Check each line of the records below and collect those that include the word "video".

<<<<

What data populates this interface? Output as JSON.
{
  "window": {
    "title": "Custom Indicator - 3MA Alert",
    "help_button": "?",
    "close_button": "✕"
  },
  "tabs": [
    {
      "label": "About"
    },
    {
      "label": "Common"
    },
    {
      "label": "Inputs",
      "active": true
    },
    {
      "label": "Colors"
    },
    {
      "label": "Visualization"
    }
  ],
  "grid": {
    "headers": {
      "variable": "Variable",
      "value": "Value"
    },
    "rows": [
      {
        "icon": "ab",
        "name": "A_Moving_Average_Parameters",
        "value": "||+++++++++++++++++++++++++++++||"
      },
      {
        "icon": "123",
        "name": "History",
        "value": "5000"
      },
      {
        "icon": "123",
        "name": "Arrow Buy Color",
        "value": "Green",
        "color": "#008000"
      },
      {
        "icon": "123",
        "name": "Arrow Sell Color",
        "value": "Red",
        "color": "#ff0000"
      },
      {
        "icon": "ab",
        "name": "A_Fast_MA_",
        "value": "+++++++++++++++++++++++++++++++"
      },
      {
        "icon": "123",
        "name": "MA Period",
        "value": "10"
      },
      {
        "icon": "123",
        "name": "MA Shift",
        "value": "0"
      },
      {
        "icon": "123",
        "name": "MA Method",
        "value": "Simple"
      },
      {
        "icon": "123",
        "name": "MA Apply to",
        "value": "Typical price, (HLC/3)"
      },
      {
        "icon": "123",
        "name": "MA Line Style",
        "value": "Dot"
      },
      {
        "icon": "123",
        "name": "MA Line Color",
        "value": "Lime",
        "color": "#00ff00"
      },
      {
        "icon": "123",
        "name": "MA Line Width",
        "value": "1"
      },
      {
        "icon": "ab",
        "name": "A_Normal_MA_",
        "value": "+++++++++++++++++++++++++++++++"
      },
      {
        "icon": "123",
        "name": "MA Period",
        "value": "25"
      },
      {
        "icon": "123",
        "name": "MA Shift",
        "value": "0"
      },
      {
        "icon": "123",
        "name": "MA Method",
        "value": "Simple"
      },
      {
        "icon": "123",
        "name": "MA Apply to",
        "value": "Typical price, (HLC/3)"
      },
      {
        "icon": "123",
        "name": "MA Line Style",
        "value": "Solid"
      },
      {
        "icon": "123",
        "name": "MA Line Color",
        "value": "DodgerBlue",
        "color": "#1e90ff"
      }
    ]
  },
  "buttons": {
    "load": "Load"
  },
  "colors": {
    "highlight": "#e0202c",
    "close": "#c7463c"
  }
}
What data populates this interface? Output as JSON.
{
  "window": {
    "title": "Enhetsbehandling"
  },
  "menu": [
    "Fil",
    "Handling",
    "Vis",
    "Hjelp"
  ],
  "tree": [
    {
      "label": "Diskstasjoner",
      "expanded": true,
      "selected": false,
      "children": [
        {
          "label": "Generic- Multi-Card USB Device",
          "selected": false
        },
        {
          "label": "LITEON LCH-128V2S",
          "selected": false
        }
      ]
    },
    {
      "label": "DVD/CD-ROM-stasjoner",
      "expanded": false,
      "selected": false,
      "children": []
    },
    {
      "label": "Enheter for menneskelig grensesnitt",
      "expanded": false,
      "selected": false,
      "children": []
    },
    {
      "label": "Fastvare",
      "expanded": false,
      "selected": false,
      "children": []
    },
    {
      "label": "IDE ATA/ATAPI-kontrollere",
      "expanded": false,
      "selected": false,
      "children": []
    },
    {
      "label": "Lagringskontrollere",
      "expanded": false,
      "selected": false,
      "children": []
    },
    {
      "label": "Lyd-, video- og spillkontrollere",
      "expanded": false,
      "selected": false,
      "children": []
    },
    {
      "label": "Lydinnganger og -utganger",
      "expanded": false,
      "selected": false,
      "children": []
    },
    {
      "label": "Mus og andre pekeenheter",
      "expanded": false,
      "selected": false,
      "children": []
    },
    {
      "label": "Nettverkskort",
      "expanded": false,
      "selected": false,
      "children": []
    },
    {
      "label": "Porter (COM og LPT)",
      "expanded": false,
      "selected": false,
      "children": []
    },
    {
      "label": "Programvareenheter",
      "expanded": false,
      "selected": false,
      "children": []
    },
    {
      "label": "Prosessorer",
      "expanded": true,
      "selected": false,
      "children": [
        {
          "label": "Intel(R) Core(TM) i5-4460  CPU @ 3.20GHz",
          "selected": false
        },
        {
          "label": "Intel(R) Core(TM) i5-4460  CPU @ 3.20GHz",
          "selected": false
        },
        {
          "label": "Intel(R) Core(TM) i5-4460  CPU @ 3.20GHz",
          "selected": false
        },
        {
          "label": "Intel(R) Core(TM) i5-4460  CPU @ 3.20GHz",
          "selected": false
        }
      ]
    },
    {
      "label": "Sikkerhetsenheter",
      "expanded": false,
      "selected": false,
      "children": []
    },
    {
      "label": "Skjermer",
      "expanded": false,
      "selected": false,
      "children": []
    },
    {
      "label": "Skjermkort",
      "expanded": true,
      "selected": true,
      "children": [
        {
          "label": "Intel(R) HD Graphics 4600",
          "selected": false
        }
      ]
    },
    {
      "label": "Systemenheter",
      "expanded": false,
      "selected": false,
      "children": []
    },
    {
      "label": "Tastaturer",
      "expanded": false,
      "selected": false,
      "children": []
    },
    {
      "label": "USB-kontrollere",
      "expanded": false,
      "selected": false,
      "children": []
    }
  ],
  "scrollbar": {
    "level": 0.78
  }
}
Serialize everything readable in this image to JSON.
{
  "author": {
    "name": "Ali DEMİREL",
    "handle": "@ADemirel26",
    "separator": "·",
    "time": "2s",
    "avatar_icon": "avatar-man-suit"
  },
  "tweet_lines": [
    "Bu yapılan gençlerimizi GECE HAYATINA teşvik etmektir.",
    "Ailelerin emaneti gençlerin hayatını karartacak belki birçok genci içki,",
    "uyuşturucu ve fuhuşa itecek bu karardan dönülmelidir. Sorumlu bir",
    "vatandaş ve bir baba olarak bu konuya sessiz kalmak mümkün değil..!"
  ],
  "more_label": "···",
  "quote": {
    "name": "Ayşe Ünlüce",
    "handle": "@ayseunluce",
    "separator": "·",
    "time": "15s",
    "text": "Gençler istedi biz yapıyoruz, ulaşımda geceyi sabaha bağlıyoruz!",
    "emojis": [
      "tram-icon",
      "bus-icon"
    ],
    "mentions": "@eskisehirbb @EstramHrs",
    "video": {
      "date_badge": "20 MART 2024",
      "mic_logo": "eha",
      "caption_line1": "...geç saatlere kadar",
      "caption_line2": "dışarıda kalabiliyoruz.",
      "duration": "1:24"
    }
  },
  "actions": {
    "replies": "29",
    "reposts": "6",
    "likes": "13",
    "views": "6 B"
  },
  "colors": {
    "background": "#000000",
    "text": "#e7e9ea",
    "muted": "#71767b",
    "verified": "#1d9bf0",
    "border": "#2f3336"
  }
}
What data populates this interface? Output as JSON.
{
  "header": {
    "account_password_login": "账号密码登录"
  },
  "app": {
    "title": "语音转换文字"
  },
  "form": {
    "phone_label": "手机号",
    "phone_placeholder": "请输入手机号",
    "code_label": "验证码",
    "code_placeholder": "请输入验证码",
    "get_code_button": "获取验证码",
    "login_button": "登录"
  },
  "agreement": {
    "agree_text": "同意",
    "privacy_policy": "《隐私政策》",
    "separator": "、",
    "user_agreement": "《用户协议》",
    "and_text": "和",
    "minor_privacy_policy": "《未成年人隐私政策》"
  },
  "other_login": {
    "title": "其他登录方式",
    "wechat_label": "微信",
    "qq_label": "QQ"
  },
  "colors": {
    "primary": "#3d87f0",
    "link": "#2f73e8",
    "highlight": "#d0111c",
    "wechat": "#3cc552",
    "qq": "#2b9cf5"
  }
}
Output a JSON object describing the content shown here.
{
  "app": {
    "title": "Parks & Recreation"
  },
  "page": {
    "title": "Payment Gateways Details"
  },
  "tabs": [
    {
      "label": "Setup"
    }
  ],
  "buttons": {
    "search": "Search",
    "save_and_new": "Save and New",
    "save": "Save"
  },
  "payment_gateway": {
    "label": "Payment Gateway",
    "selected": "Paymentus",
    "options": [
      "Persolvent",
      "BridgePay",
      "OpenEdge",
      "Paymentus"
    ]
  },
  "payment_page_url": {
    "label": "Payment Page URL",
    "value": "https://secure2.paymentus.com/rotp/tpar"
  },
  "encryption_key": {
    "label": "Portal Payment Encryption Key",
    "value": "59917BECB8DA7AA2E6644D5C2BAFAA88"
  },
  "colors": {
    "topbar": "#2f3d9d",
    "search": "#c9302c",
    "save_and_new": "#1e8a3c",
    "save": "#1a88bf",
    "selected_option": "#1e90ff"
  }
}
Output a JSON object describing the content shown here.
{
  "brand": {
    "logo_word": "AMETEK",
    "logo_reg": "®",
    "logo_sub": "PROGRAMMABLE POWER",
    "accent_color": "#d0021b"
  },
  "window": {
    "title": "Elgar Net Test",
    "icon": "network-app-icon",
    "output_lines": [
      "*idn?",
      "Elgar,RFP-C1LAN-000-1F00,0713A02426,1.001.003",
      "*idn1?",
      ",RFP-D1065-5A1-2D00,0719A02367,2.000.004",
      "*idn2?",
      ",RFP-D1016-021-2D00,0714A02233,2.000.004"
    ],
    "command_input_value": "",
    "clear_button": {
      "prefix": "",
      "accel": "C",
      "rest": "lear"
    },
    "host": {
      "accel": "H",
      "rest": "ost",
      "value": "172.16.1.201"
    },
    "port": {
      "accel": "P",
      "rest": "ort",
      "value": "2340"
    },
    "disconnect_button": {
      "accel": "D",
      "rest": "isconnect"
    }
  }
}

>>>>

- **Result below**
      "label": "Lyd-, video- og spillkontrollere",
    "video": {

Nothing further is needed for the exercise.